Can you continue the text on nonmetric multidimensional scaling from the point where it stops?
:: TEXT TO READ
# Chapter 16 Nonmetric MultiDimensional Scaling

The unconstrained ordination methods presented above allow to organize objects (e.g. sites) characterized by descriptors (e.g. species) in full-dimensional space. In other words, PCA, CA and PCoA computes a large number of ordination axes (proportional to the number of descriptors) representing the variation of descriptors among sites and preserve distance among objects (the Euclidean distances in PCA, the Chi2 distances in CA and the type of distances defined by the user in PCoA). Users can then select the axis of interest (generally the first two ones as the explained the larger part of the variation) to represent objects in an ordination plot. The produced biplot thus represents well the distance among objects (e.g. the between-sites similarity), but fails to represent the whole variation dimensions of the ordination space (as Axis3, Axis4, …, Axisn are not represented on the biplot, but still contribute to explain the variation among objects).

In some case, the priority is not to preserve the exact distances among sites, but rather to represent as accurately as possible the relationships among objects in a small and number of axes (generally two or three) specified by the user. In such cases, nonmetric multidimensional scaling (NMDS) is the solution. If two axes are selected, the biplot produced from NMDS is the better 2D graphical representation of between-objects similarity: dissimilar objects are far apart in the ordination space and similar objects close to one another. Moreover, NMDS allows users to choose the distance measure applied to calculate the ordination.
::::
:: DATA PROVIDED
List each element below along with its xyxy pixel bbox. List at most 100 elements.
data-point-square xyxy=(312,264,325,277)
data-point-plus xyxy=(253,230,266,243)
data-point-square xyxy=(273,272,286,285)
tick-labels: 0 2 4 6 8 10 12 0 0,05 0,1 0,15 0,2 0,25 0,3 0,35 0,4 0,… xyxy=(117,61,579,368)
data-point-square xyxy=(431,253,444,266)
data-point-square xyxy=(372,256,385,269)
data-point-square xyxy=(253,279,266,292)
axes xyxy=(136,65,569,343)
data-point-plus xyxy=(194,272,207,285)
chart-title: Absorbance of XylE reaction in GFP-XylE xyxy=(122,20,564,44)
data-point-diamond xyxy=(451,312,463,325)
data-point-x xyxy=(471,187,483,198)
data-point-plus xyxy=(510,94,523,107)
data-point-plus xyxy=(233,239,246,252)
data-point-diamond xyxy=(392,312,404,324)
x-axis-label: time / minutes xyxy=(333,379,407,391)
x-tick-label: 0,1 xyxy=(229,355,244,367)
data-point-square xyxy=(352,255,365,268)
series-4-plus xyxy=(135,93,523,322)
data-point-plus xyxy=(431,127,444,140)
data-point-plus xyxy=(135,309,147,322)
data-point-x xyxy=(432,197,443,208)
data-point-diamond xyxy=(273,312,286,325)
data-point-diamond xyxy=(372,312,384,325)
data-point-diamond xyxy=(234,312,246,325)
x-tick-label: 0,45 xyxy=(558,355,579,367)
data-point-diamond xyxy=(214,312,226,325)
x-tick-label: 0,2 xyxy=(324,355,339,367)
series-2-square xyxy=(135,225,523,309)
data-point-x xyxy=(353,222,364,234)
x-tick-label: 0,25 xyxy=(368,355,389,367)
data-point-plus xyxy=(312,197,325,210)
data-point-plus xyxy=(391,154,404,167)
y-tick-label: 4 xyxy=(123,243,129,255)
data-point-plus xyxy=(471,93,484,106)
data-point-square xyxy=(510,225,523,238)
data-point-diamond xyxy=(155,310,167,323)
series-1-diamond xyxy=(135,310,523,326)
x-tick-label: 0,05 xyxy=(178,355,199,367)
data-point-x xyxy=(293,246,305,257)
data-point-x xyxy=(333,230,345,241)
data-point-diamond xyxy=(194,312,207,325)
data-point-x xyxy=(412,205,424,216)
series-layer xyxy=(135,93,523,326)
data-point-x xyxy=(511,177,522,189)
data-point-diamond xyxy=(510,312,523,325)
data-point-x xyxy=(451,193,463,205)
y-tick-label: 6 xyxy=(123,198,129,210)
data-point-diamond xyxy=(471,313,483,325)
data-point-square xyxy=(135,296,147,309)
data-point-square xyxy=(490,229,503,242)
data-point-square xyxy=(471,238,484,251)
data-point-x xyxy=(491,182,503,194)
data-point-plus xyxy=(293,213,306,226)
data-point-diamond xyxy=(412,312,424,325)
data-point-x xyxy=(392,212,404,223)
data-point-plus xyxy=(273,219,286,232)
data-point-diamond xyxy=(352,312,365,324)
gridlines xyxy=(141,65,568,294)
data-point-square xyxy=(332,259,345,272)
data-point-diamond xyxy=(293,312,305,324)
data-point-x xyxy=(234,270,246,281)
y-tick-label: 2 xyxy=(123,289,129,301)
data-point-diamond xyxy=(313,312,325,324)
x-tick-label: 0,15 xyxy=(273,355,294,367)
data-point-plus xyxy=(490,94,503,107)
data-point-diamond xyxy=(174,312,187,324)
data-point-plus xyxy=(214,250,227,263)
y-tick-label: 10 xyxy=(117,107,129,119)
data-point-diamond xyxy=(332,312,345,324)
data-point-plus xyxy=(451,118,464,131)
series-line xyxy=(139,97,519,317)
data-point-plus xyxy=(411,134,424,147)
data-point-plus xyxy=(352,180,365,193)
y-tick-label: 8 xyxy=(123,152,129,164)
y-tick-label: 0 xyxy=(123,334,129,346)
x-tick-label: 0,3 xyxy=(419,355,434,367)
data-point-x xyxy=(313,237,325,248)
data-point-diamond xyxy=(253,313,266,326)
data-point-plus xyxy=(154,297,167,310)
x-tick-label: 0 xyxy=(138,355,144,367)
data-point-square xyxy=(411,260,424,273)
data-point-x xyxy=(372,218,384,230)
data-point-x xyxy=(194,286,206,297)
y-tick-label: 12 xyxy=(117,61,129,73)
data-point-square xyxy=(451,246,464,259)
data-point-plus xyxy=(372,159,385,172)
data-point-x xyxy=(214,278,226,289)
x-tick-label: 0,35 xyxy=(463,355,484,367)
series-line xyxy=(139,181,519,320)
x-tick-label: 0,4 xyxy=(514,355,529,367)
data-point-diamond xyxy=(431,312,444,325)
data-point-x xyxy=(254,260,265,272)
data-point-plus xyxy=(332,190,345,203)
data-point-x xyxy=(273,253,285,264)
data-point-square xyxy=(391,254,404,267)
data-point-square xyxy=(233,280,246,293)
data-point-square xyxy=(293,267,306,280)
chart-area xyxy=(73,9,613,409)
::::
◆ TASK RESPONSE ◆
To find the best representation of objects, NMDS applies an iterative procedure that tries to position the objects in the requested number of dimensions in such a way as to minimize a stress function (scaled from 0 to 1) which measure the goodness-of-fit of the distance adjustment in the reduced-space configuration. Consequently, the lower the stress value, the better the representation of objects in the ordination-space is. An additional way to assess the appropriateness of an NDMS is to construct a Shepard diagram which plot distances among objects in the ordination plot against the original distances. The R2 obtained from the regression between these two distances measure the goodness-of-fit of the NMDS ordination.

# Run the NMDS
spe.nmds <- metaMDS(spe[, -8], distance = "bray", k = 2)
## Warning in distfun(comm, method = distance, ...): you have empty rows: their dissimilarities may be
##                  meaningless in method "bray"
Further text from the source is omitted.